***** DATA FOR THE TASK

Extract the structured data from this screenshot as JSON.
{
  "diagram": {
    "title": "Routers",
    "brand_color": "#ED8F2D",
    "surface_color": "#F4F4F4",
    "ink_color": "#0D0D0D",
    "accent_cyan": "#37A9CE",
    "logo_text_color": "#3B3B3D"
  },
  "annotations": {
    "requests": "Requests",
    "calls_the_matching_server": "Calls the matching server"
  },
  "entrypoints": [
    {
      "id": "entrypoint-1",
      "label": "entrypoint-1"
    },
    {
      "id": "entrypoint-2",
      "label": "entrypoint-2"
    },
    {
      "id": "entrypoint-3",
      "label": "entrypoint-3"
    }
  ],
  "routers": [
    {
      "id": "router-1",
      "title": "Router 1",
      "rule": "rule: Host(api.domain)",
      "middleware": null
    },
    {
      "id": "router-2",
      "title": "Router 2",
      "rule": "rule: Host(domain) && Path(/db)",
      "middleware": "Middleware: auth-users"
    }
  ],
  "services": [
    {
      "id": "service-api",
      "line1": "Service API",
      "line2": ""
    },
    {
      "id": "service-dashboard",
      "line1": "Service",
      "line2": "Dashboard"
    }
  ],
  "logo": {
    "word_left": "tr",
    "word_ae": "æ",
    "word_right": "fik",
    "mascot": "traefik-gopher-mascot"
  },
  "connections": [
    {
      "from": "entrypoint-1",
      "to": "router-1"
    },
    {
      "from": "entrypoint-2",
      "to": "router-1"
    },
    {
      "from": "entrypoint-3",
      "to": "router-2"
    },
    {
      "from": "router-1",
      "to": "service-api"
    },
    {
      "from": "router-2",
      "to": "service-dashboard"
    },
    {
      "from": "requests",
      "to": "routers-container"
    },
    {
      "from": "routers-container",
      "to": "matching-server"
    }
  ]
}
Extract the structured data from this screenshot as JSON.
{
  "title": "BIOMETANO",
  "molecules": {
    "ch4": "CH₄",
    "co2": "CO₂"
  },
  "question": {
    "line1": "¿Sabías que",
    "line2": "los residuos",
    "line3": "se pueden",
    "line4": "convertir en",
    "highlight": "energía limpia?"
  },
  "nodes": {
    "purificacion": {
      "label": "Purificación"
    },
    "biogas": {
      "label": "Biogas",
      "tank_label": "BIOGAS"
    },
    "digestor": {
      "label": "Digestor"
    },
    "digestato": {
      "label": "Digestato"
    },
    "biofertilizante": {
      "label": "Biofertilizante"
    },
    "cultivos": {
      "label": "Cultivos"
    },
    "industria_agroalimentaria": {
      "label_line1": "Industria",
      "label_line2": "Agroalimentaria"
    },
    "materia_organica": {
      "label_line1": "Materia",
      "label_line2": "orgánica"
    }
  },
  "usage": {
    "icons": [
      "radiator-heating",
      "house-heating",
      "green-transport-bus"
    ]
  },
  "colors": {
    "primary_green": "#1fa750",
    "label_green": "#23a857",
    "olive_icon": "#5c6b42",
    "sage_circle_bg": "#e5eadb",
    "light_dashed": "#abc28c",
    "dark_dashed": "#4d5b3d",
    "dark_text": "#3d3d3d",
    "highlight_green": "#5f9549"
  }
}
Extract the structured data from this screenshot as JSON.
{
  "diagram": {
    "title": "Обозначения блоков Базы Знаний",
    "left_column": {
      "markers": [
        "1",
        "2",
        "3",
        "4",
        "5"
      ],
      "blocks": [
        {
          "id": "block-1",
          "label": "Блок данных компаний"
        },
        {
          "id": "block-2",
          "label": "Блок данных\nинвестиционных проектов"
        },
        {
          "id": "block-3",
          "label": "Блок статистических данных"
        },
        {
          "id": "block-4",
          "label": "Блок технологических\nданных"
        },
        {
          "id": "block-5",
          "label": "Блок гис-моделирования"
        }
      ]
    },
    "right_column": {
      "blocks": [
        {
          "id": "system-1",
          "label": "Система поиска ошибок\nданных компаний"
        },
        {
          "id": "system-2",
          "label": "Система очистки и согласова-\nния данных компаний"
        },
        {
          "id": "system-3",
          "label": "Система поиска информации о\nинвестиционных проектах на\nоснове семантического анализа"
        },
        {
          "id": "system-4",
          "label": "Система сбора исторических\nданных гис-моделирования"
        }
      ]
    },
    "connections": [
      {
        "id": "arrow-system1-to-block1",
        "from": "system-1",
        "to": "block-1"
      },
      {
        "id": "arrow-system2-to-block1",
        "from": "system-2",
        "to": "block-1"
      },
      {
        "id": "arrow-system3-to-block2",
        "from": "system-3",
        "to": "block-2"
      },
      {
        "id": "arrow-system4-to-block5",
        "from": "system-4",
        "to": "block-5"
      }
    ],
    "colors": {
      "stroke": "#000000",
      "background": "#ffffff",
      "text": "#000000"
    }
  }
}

**********

* _OBJECTIVE_:
Reproduce the data in full, exactly as presented.

* _FINISHED ANSWER_:
Extract the structured data from this screenshot as JSON.
{
  "diagram": {
    "title": "Routers",
    "brand_color": "#ED8F2D",
    "surface_color": "#F4F4F4",
    "ink_color": "#0D0D0D",
    "accent_cyan": "#37A9CE",
    "logo_text_color": "#3B3B3D"
  },
  "annotations": {
    "requests": "Requests",
    "calls_the_matching_server": "Calls the matching server"
  },
  "entrypoints": [
    {
      "id": "entrypoint-1",
      "label": "entrypoint-1"
    },
    {
      "id": "entrypoint-2",
      "label": "entrypoint-2"
    },
    {
      "id": "entrypoint-3",
      "label": "entrypoint-3"
    }
  ],
  "routers": [
    {
      "id": "router-1",
      "title": "Router 1",
      "rule": "rule: Host(api.domain)",
      "middleware": null
    },
    {
      "id": "router-2",
      "title": "Router 2",
      "rule": "rule: Host(domain) && Path(/db)",
      "middleware": "Middleware: auth-users"
    }
  ],
  "services": [
    {
      "id": "service-api",
      "line1": "Service API",
      "line2": ""
    },
    {
      "id": "service-dashboard",
      "line1": "Service",
      "line2": "Dashboard"
    }
  ],
  "logo": {
    "word_left": "tr",
    "word_ae": "æ",
    "word_right": "fik",
    "mascot": "traefik-gopher-mascot"
  },
  "connections": [
    {
      "from": "entrypoint-1",
      "to": "router-1"
    },
    {
      "from": "entrypoint-2",
      "to": "router-1"
    },
    {
      "from": "entrypoint-3",
      "to": "router-2"
    },
    {
      "from": "router-1",
      "to": "service-api"
    },
    {
      "from": "router-2",
      "to": "service-dashboard"
    },
    {
      "from": "requests",
      "to": "routers-container"
    },
    {
      "from": "routers-container",
      "to": "matching-server"
    }
  ]
}
Extract the structured data from this screenshot as JSON.
{
  "title": "BIOMETANO",
  "molecules": {
    "ch4": "CH₄",
    "co2": "CO₂"
  },
  "question": {
    "line1": "¿Sabías que",
    "line2": "los residuos",
    "line3": "se pueden",
    "line4": "convertir en",
    "highlight": "energía limpia?"
  },
  "nodes": {
    "purificacion": {
      "label": "Purificación"
    },
    "biogas": {
      "label": "Biogas",
      "tank_label": "BIOGAS"
    },
    "digestor": {
      "label": "Digestor"
    },
    "digestato": {
      "label": "Digestato"
    },
    "biofertilizante": {
      "label": "Biofertilizante"
    },
    "cultivos": {
      "label": "Cultivos"
    },
    "industria_agroalimentaria": {
      "label_line1": "Industria",
      "label_line2": "Agroalimentaria"
    },
    "materia_organica": {
      "label_line1": "Materia",
      "label_line2": "orgánica"
    }
  },
  "usage": {
    "icons": [
      "radiator-heating",
      "house-heating",
      "green-transport-bus"
    ]
  },
  "colors": {
    "primary_green": "#1fa750",
    "label_green": "#23a857",
    "olive_icon": "#5c6b42",
    "sage_circle_bg": "#e5eadb",
    "light_dashed": "#abc28c",
    "dark_dashed": "#4d5b3d",
    "dark_text": "#3d3d3d",
    "highlight_green": "#5f9549"
  }
}
Extract the structured data from this screenshot as JSON.
{
  "diagram": {
    "title": "Обозначения блоков Базы Знаний",
    "left_column": {
      "markers": [
        "1",
        "2",
        "3",
        "4",
        "5"
      ],
      "blocks": [
        {
          "id": "block-1",
          "label": "Блок данных компаний"
        },
        {
          "id": "block-2",
          "label": "Блок данных\nинвестиционных проектов"
        },
        {
          "id": "block-3",
          "label": "Блок статистических данных"
        },
        {
          "id": "block-4",
          "label": "Блок технологических\nданных"
        },
        {
          "id": "block-5",
          "label": "Блок гис-моделирования"
        }
      ]
    },
    "right_column": {
      "blocks": [
        {
          "id": "system-1",
          "label": "Система поиска ошибок\nданных компаний"
        },
        {
          "id": "system-2",
          "label": "Система очистки и согласова-\nния данных компаний"
        },
        {
          "id": "system-3",
          "label": "Система поиска информации о\nинвестиционных проектах на\nоснове семантического анализа"
        },
        {
          "id": "system-4",
          "label": "Система сбора исторических\nданных гис-моделирования"
        }
      ]
    },
    "connections": [
      {
        "id": "arrow-system1-to-block1",
        "from": "system-1",
        "to": "block-1"
      },
      {
        "id": "arrow-system2-to-block1",
        "from": "system-2",
        "to": "block-1"
      },
      {
        "id": "arrow-system3-to-block2",
        "from": "system-3",
        "to": "block-2"
      },
      {
        "id": "arrow-system4-to-block5",
        "from": "system-4",
        "to": "block-5"
      }
    ],
    "colors": {
      "stroke": "#000000",
      "background": "#ffffff",
      "text": "#000000"
    }
  }
}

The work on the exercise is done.